Begin Record extracts
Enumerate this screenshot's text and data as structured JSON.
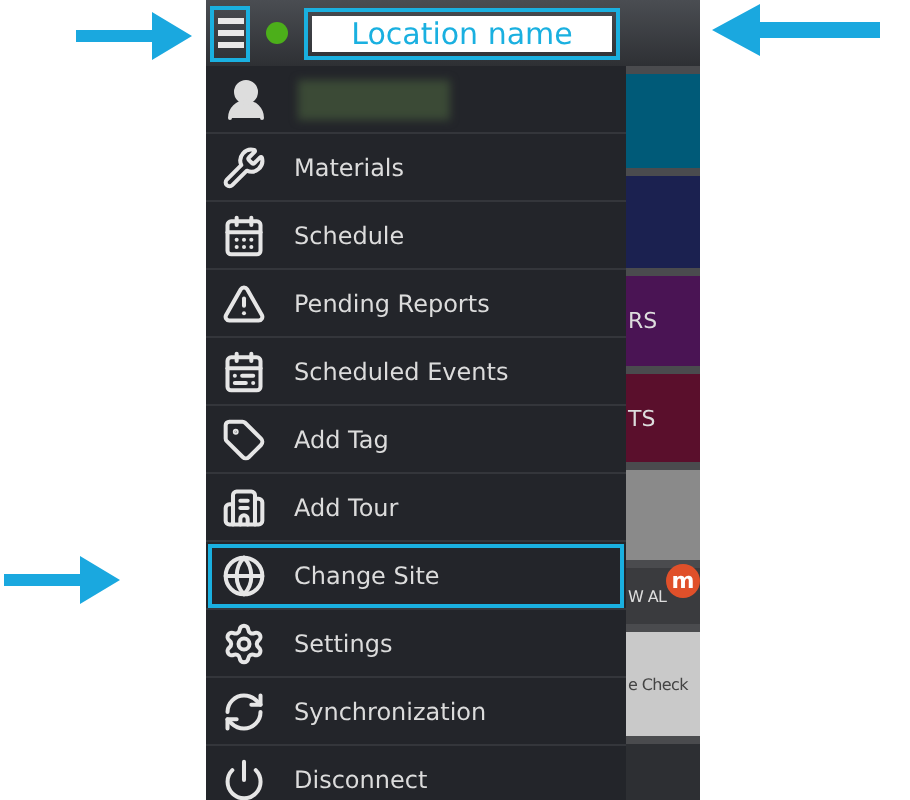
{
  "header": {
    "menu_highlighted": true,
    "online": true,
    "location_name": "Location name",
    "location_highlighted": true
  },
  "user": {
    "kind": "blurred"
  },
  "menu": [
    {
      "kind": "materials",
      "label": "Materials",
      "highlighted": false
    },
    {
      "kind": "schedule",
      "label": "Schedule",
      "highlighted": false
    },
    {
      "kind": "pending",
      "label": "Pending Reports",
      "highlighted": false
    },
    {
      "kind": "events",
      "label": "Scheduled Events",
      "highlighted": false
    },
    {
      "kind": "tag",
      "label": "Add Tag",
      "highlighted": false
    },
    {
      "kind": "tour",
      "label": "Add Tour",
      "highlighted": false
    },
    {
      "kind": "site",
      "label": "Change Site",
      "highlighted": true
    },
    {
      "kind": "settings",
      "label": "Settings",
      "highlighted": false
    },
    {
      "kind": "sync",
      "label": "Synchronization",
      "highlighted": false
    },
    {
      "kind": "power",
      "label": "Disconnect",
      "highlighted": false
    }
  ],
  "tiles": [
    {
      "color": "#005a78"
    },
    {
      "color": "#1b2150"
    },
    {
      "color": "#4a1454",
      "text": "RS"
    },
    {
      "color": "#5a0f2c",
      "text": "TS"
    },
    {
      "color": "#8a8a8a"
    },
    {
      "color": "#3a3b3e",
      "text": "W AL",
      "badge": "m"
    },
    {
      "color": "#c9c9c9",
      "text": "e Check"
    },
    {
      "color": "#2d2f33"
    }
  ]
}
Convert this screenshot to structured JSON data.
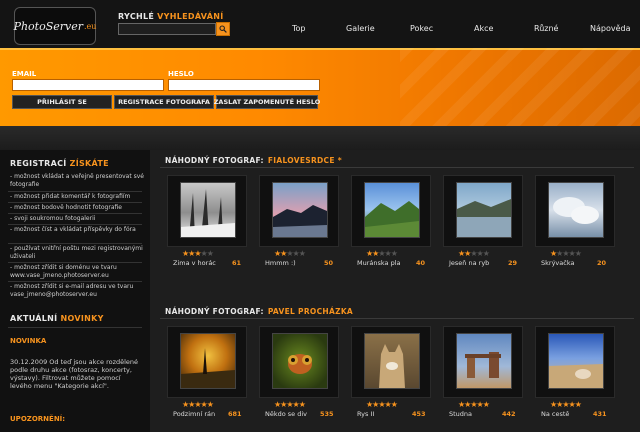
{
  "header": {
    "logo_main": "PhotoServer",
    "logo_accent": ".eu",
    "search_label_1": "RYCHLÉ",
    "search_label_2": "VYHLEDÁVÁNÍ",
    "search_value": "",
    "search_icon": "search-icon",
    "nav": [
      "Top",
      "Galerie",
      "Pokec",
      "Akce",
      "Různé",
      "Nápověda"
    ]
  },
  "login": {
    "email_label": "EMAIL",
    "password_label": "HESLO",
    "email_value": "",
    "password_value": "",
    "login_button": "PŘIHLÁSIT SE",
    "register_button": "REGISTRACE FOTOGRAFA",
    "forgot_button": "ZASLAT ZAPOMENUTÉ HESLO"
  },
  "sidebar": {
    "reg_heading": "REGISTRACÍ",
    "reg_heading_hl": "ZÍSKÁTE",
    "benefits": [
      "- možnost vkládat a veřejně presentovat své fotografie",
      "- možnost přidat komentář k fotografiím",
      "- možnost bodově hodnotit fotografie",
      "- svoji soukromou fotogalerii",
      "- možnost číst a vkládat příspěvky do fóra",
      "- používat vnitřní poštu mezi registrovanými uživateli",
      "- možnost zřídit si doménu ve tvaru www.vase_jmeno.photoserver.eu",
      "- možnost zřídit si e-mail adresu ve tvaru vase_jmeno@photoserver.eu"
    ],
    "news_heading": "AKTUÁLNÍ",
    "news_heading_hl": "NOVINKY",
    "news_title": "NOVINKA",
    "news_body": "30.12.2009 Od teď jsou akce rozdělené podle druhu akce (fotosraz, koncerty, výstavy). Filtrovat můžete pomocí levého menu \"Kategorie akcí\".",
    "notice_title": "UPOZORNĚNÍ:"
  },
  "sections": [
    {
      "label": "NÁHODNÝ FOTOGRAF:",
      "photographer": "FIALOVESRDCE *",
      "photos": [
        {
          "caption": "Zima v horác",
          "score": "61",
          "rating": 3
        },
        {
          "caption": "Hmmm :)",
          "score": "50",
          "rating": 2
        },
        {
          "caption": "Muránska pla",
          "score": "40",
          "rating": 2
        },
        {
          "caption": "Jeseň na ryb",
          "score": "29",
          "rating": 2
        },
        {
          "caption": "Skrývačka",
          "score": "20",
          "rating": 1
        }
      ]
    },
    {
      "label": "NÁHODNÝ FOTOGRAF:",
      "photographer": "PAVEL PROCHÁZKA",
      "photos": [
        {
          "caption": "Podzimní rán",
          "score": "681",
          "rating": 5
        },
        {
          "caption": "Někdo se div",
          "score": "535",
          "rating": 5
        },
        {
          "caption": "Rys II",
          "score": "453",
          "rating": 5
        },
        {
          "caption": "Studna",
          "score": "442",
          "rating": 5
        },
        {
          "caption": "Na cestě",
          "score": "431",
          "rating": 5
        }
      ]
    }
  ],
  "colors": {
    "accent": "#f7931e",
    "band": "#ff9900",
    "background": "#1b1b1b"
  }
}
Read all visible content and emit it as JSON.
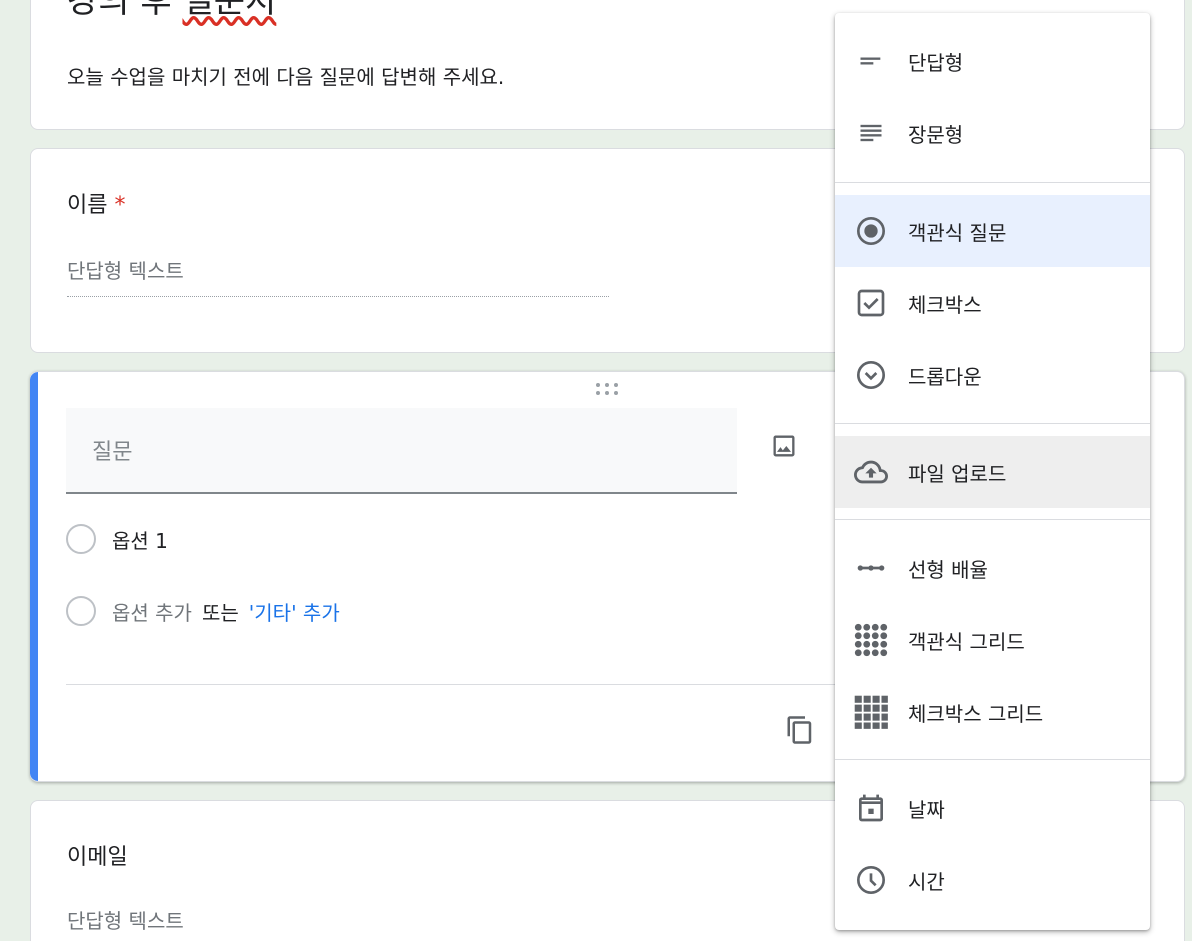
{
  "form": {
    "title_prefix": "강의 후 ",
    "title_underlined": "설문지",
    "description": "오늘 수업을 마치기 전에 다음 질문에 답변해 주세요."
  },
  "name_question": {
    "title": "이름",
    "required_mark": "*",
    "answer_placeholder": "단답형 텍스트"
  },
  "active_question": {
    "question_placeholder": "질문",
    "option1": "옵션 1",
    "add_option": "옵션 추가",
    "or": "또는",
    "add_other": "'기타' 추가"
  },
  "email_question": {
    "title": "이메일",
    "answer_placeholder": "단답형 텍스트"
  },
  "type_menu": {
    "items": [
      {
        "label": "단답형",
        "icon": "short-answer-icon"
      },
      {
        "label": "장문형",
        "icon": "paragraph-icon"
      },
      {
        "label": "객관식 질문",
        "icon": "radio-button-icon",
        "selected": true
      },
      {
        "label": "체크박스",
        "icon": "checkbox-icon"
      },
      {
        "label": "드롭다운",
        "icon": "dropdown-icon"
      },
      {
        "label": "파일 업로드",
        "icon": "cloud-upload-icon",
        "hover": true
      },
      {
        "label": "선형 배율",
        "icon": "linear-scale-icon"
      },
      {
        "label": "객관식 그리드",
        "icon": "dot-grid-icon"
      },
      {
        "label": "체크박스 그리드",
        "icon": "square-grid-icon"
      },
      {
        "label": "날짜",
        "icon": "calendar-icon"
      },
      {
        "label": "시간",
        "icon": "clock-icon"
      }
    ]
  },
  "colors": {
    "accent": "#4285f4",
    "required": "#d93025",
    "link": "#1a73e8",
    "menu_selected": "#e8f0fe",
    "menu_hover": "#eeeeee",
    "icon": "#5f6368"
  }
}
End Record extracts
Exactly as written, return every line of the listing, but not the pictures.

Enumerate this screenshot's text and data as structured JSON.
{
  "header": {
    "menu_highlighted": true,
    "online": true,
    "location_name": "Location name",
    "location_highlighted": true
  },
  "user": {
    "kind": "blurred"
  },
  "menu": [
    {
      "kind": "materials",
      "label": "Materials",
      "highlighted": false
    },
    {
      "kind": "schedule",
      "label": "Schedule",
      "highlighted": false
    },
    {
      "kind": "pending",
      "label": "Pending Reports",
      "highlighted": false
    },
    {
      "kind": "events",
      "label": "Scheduled Events",
      "highlighted": false
    },
    {
      "kind": "tag",
      "label": "Add Tag",
      "highlighted": false
    },
    {
      "kind": "tour",
      "label": "Add Tour",
      "highlighted": false
    },
    {
      "kind": "site",
      "label": "Change Site",
      "highlighted": true
    },
    {
      "kind": "settings",
      "label": "Settings",
      "highlighted": false
    },
    {
      "kind": "sync",
      "label": "Synchronization",
      "highlighted": false
    },
    {
      "kind": "power",
      "label": "Disconnect",
      "highlighted": false
    }
  ],
  "tiles": [
    {
      "color": "#005a78"
    },
    {
      "color": "#1b2150"
    },
    {
      "color": "#4a1454",
      "text": "RS"
    },
    {
      "color": "#5a0f2c",
      "text": "TS"
    },
    {
      "color": "#8a8a8a"
    },
    {
      "color": "#3a3b3e",
      "text": "W AL",
      "badge": "m"
    },
    {
      "color": "#c9c9c9",
      "text": "e Check"
    },
    {
      "color": "#2d2f33"
    }
  ]
}
Convert this screenshot to structured JSON data.
{
  "header": {
    "logo_main": "PhotoServer",
    "logo_accent": ".eu",
    "search_label_1": "RYCHLÉ",
    "search_label_2": "VYHLEDÁVÁNÍ",
    "search_value": "",
    "search_icon": "search-icon",
    "nav": [
      "Top",
      "Galerie",
      "Pokec",
      "Akce",
      "Různé",
      "Nápověda"
    ]
  },
  "login": {
    "email_label": "EMAIL",
    "password_label": "HESLO",
    "email_value": "",
    "password_value": "",
    "login_button": "PŘIHLÁSIT SE",
    "register_button": "REGISTRACE FOTOGRAFA",
    "forgot_button": "ZASLAT ZAPOMENUTÉ HESLO"
  },
  "sidebar": {
    "reg_heading": "REGISTRACÍ",
    "reg_heading_hl": "ZÍSKÁTE",
    "benefits": [
      "- možnost vkládat a veřejně presentovat své fotografie",
      "- možnost přidat komentář k fotografiím",
      "- možnost bodově hodnotit fotografie",
      "- svoji soukromou fotogalerii",
      "- možnost číst a vkládat příspěvky do fóra",
      "- používat vnitřní poštu mezi registrovanými uživateli",
      "- možnost zřídit si doménu ve tvaru www.vase_jmeno.photoserver.eu",
      "- možnost zřídit si e-mail adresu ve tvaru vase_jmeno@photoserver.eu"
    ],
    "news_heading": "AKTUÁLNÍ",
    "news_heading_hl": "NOVINKY",
    "news_title": "NOVINKA",
    "news_body": "30.12.2009 Od teď jsou akce rozdělené podle druhu akce (fotosraz, koncerty, výstavy). Filtrovat můžete pomocí levého menu \"Kategorie akcí\".",
    "notice_title": "UPOZORNĚNÍ:"
  },
  "sections": [
    {
      "label": "NÁHODNÝ FOTOGRAF:",
      "photographer": "FIALOVESRDCE *",
      "photos": [
        {
          "caption": "Zima v horác",
          "score": "61",
          "rating": 3
        },
        {
          "caption": "Hmmm :)",
          "score": "50",
          "rating": 2
        },
        {
          "caption": "Muránska pla",
          "score": "40",
          "rating": 2
        },
        {
          "caption": "Jeseň na ryb",
          "score": "29",
          "rating": 2
        },
        {
          "caption": "Skrývačka",
          "score": "20",
          "rating": 1
        }
      ]
    },
    {
      "label": "NÁHODNÝ FOTOGRAF:",
      "photographer": "PAVEL PROCHÁZKA",
      "photos": [
        {
          "caption": "Podzimní rán",
          "score": "681",
          "rating": 5
        },
        {
          "caption": "Někdo se div",
          "score": "535",
          "rating": 5
        },
        {
          "caption": "Rys II",
          "score": "453",
          "rating": 5
        },
        {
          "caption": "Studna",
          "score": "442",
          "rating": 5
        },
        {
          "caption": "Na cestě",
          "score": "431",
          "rating": 5
        }
      ]
    }
  ],
  "colors": {
    "accent": "#f7931e",
    "band": "#ff9900",
    "background": "#1b1b1b"
  }
}
Read all visible content and emit it as JSON.
{
  "form": {
    "title_prefix": "강의 후 ",
    "title_underlined": "설문지",
    "description": "오늘 수업을 마치기 전에 다음 질문에 답변해 주세요."
  },
  "name_question": {
    "title": "이름",
    "required_mark": "*",
    "answer_placeholder": "단답형 텍스트"
  },
  "active_question": {
    "question_placeholder": "질문",
    "option1": "옵션 1",
    "add_option": "옵션 추가",
    "or": "또는",
    "add_other": "'기타' 추가"
  },
  "email_question": {
    "title": "이메일",
    "answer_placeholder": "단답형 텍스트"
  },
  "type_menu": {
    "items": [
      {
        "label": "단답형",
        "icon": "short-answer-icon"
      },
      {
        "label": "장문형",
        "icon": "paragraph-icon"
      },
      {
        "label": "객관식 질문",
        "icon": "radio-button-icon",
        "selected": true
      },
      {
        "label": "체크박스",
        "icon": "checkbox-icon"
      },
      {
        "label": "드롭다운",
        "icon": "dropdown-icon"
      },
      {
        "label": "파일 업로드",
        "icon": "cloud-upload-icon",
        "hover": true
      },
      {
        "label": "선형 배율",
        "icon": "linear-scale-icon"
      },
      {
        "label": "객관식 그리드",
        "icon": "dot-grid-icon"
      },
      {
        "label": "체크박스 그리드",
        "icon": "square-grid-icon"
      },
      {
        "label": "날짜",
        "icon": "calendar-icon"
      },
      {
        "label": "시간",
        "icon": "clock-icon"
      }
    ]
  },
  "colors": {
    "accent": "#4285f4",
    "required": "#d93025",
    "link": "#1a73e8",
    "menu_selected": "#e8f0fe",
    "menu_hover": "#eeeeee",
    "icon": "#5f6368"
  }
}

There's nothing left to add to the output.